Data excerpts →

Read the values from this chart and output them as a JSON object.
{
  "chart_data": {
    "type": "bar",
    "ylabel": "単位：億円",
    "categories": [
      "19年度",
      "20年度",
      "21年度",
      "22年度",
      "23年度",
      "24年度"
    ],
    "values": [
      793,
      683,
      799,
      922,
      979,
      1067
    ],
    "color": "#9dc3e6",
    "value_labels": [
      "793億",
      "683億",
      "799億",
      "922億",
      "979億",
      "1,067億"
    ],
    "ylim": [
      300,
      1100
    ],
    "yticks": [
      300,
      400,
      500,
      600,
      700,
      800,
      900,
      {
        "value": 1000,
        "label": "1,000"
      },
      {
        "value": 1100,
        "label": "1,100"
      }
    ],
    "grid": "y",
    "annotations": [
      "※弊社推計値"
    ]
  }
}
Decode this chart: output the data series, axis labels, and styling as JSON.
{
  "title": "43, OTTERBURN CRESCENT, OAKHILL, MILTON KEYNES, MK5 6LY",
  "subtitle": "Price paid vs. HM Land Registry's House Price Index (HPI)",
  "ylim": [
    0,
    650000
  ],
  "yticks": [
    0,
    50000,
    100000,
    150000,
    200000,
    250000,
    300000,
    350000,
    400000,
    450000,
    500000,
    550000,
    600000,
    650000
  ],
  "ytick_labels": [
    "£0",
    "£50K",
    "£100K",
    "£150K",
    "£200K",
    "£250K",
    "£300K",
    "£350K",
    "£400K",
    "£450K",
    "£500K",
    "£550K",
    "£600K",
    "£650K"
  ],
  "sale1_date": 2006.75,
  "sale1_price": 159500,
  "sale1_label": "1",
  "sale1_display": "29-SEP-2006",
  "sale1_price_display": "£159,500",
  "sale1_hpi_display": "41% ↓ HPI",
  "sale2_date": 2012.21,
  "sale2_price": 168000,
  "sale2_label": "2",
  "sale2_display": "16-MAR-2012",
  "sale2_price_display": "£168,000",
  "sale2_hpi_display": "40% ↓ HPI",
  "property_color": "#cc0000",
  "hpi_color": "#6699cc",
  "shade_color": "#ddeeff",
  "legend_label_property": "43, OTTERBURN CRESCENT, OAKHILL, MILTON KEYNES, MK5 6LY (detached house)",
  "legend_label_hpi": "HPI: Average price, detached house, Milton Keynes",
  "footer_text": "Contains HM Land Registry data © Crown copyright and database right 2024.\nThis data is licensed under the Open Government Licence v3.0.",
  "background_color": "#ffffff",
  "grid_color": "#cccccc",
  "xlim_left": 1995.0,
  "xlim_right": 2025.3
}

Short task → Retype nothing except the lines from the line holding "Decode this chart: output" through the last line of the entries, both included.

Task output →
Decode this chart: output the data series, axis labels, and styling as JSON.
{
  "title": "43, OTTERBURN CRESCENT, OAKHILL, MILTON KEYNES, MK5 6LY",
  "subtitle": "Price paid vs. HM Land Registry's House Price Index (HPI)",
  "ylim": [
    0,
    650000
  ],
  "yticks": [
    0,
    50000,
    100000,
    150000,
    200000,
    250000,
    300000,
    350000,
    400000,
    450000,
    500000,
    550000,
    600000,
    650000
  ],
  "ytick_labels": [
    "£0",
    "£50K",
    "£100K",
    "£150K",
    "£200K",
    "£250K",
    "£300K",
    "£350K",
    "£400K",
    "£450K",
    "£500K",
    "£550K",
    "£600K",
    "£650K"
  ],
  "sale1_date": 2006.75,
  "sale1_price": 159500,
  "sale1_label": "1",
  "sale1_display": "29-SEP-2006",
  "sale1_price_display": "£159,500",
  "sale1_hpi_display": "41% ↓ HPI",
  "sale2_date": 2012.21,
  "sale2_price": 168000,
  "sale2_label": "2",
  "sale2_display": "16-MAR-2012",
  "sale2_price_display": "£168,000",
  "sale2_hpi_display": "40% ↓ HPI",
  "property_color": "#cc0000",
  "hpi_color": "#6699cc",
  "shade_color": "#ddeeff",
  "legend_label_property": "43, OTTERBURN CRESCENT, OAKHILL, MILTON KEYNES, MK5 6LY (detached house)",
  "legend_label_hpi": "HPI: Average price, detached house, Milton Keynes",
  "footer_text": "Contains HM Land Registry data © Crown copyright and database right 2024.\nThis data is licensed under the Open Government Licence v3.0.",
  "background_color": "#ffffff",
  "grid_color": "#cccccc",
  "xlim_left": 1995.0,
  "xlim_right": 2025.3
}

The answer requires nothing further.